What you need to do: Print the entries in full, word for word, but not the pictures.

Figure record extracts:
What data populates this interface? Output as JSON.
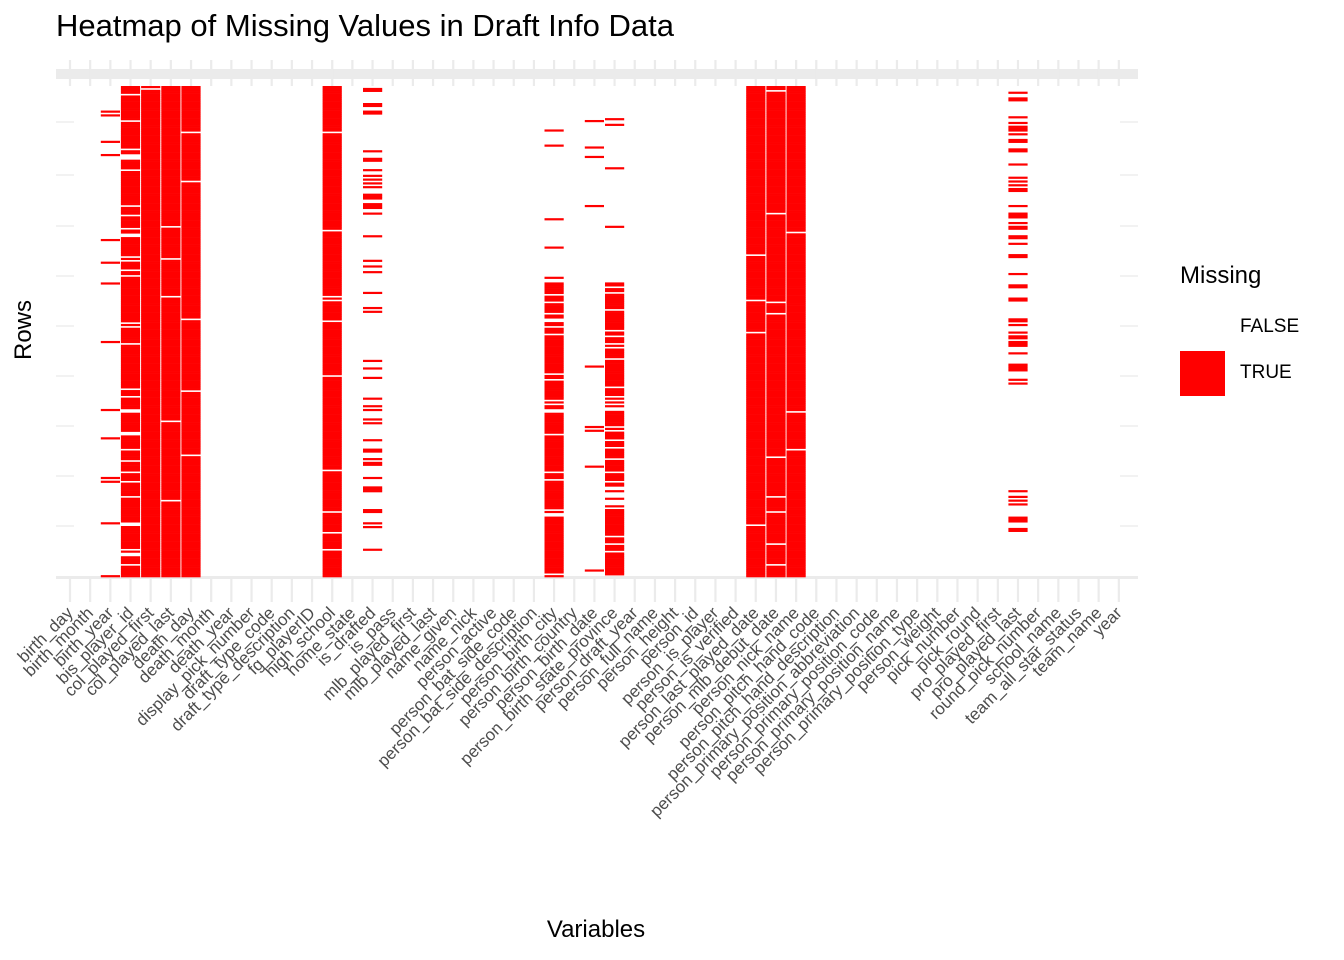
{
  "chart_data": {
    "type": "heatmap",
    "title": "Heatmap of Missing Values in Draft Info Data",
    "xlabel": "Variables",
    "ylabel": "Rows",
    "legend": {
      "title": "Missing",
      "placement": "right",
      "entries": [
        {
          "label": "FALSE",
          "color": "#ffffff"
        },
        {
          "label": "TRUE",
          "color": "#ff0000"
        }
      ]
    },
    "y_ticks_labeled": false,
    "grid": true,
    "colors": {
      "missing": "#ff0000",
      "present": "#ffffff",
      "grid": "#ebebeb"
    },
    "variables": [
      "birth_day",
      "birth_month",
      "birth_year",
      "bis_player_id",
      "col_played_first",
      "col_played_last",
      "death_day",
      "death_month",
      "death_year",
      "display_pick_number",
      "draft_type_code",
      "draft_type_description",
      "fg_playerID",
      "high_school",
      "home_state",
      "is_drafted",
      "is_pass",
      "mlb_played_first",
      "mlb_played_last",
      "name_given",
      "name_nick",
      "person_active",
      "person_bat_side_code",
      "person_bat_side_description",
      "person_birth_city",
      "person_birth_country",
      "person_birth_date",
      "person_birth_state_province",
      "person_draft_year",
      "person_full_name",
      "person_height",
      "person_id",
      "person_is_player",
      "person_is_verified",
      "person_last_played_date",
      "person_mlb_debut_date",
      "person_nick_name",
      "person_pitch_hand_code",
      "person_pitch_hand_description",
      "person_primary_position_abbreviation",
      "person_primary_position_code",
      "person_primary_position_name",
      "person_primary_position_type",
      "person_weight",
      "pick_number",
      "pick_round",
      "pro_played_first",
      "pro_played_last",
      "round_pick_number",
      "school_name",
      "team_all_star_status",
      "team_name",
      "year"
    ],
    "column_missingness": [
      {
        "variable": "birth_year",
        "pattern": "sparse",
        "fraction": 0.06
      },
      {
        "variable": "bis_player_id",
        "pattern": "dense",
        "fraction": 0.88
      },
      {
        "variable": "col_played_first",
        "pattern": "dense",
        "fraction": 0.99
      },
      {
        "variable": "col_played_last",
        "pattern": "dense",
        "fraction": 0.99
      },
      {
        "variable": "death_day",
        "pattern": "dense",
        "fraction": 0.99
      },
      {
        "variable": "high_school",
        "pattern": "dense",
        "fraction": 0.97
      },
      {
        "variable": "is_drafted",
        "pattern": "sparse",
        "fraction": 0.2
      },
      {
        "variable": "person_birth_city",
        "pattern": "banded",
        "fraction": 0.55
      },
      {
        "variable": "person_birth_date",
        "pattern": "sparse",
        "fraction": 0.05
      },
      {
        "variable": "person_birth_state_province",
        "pattern": "banded",
        "fraction": 0.55
      },
      {
        "variable": "person_last_played_date",
        "pattern": "dense",
        "fraction": 0.99
      },
      {
        "variable": "person_mlb_debut_date",
        "pattern": "dense",
        "fraction": 0.97
      },
      {
        "variable": "person_nick_name",
        "pattern": "dense",
        "fraction": 0.98
      },
      {
        "variable": "pro_played_last",
        "pattern": "sparse",
        "fraction": 0.22
      }
    ]
  }
}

Solution to this exercise:
What data populates this interface? Output as JSON.
{
  "chart_data": {
    "type": "heatmap",
    "title": "Heatmap of Missing Values in Draft Info Data",
    "xlabel": "Variables",
    "ylabel": "Rows",
    "legend": {
      "title": "Missing",
      "placement": "right",
      "entries": [
        {
          "label": "FALSE",
          "color": "#ffffff"
        },
        {
          "label": "TRUE",
          "color": "#ff0000"
        }
      ]
    },
    "y_ticks_labeled": false,
    "grid": true,
    "colors": {
      "missing": "#ff0000",
      "present": "#ffffff",
      "grid": "#ebebeb"
    },
    "variables": [
      "birth_day",
      "birth_month",
      "birth_year",
      "bis_player_id",
      "col_played_first",
      "col_played_last",
      "death_day",
      "death_month",
      "death_year",
      "display_pick_number",
      "draft_type_code",
      "draft_type_description",
      "fg_playerID",
      "high_school",
      "home_state",
      "is_drafted",
      "is_pass",
      "mlb_played_first",
      "mlb_played_last",
      "name_given",
      "name_nick",
      "person_active",
      "person_bat_side_code",
      "person_bat_side_description",
      "person_birth_city",
      "person_birth_country",
      "person_birth_date",
      "person_birth_state_province",
      "person_draft_year",
      "person_full_name",
      "person_height",
      "person_id",
      "person_is_player",
      "person_is_verified",
      "person_last_played_date",
      "person_mlb_debut_date",
      "person_nick_name",
      "person_pitch_hand_code",
      "person_pitch_hand_description",
      "person_primary_position_abbreviation",
      "person_primary_position_code",
      "person_primary_position_name",
      "person_primary_position_type",
      "person_weight",
      "pick_number",
      "pick_round",
      "pro_played_first",
      "pro_played_last",
      "round_pick_number",
      "school_name",
      "team_all_star_status",
      "team_name",
      "year"
    ],
    "column_missingness": [
      {
        "variable": "birth_year",
        "pattern": "sparse",
        "fraction": 0.06
      },
      {
        "variable": "bis_player_id",
        "pattern": "dense",
        "fraction": 0.88
      },
      {
        "variable": "col_played_first",
        "pattern": "dense",
        "fraction": 0.99
      },
      {
        "variable": "col_played_last",
        "pattern": "dense",
        "fraction": 0.99
      },
      {
        "variable": "death_day",
        "pattern": "dense",
        "fraction": 0.99
      },
      {
        "variable": "high_school",
        "pattern": "dense",
        "fraction": 0.97
      },
      {
        "variable": "is_drafted",
        "pattern": "sparse",
        "fraction": 0.2
      },
      {
        "variable": "person_birth_city",
        "pattern": "banded",
        "fraction": 0.55
      },
      {
        "variable": "person_birth_date",
        "pattern": "sparse",
        "fraction": 0.05
      },
      {
        "variable": "person_birth_state_province",
        "pattern": "banded",
        "fraction": 0.55
      },
      {
        "variable": "person_last_played_date",
        "pattern": "dense",
        "fraction": 0.99
      },
      {
        "variable": "person_mlb_debut_date",
        "pattern": "dense",
        "fraction": 0.97
      },
      {
        "variable": "person_nick_name",
        "pattern": "dense",
        "fraction": 0.98
      },
      {
        "variable": "pro_played_last",
        "pattern": "sparse",
        "fraction": 0.22
      }
    ]
  }
}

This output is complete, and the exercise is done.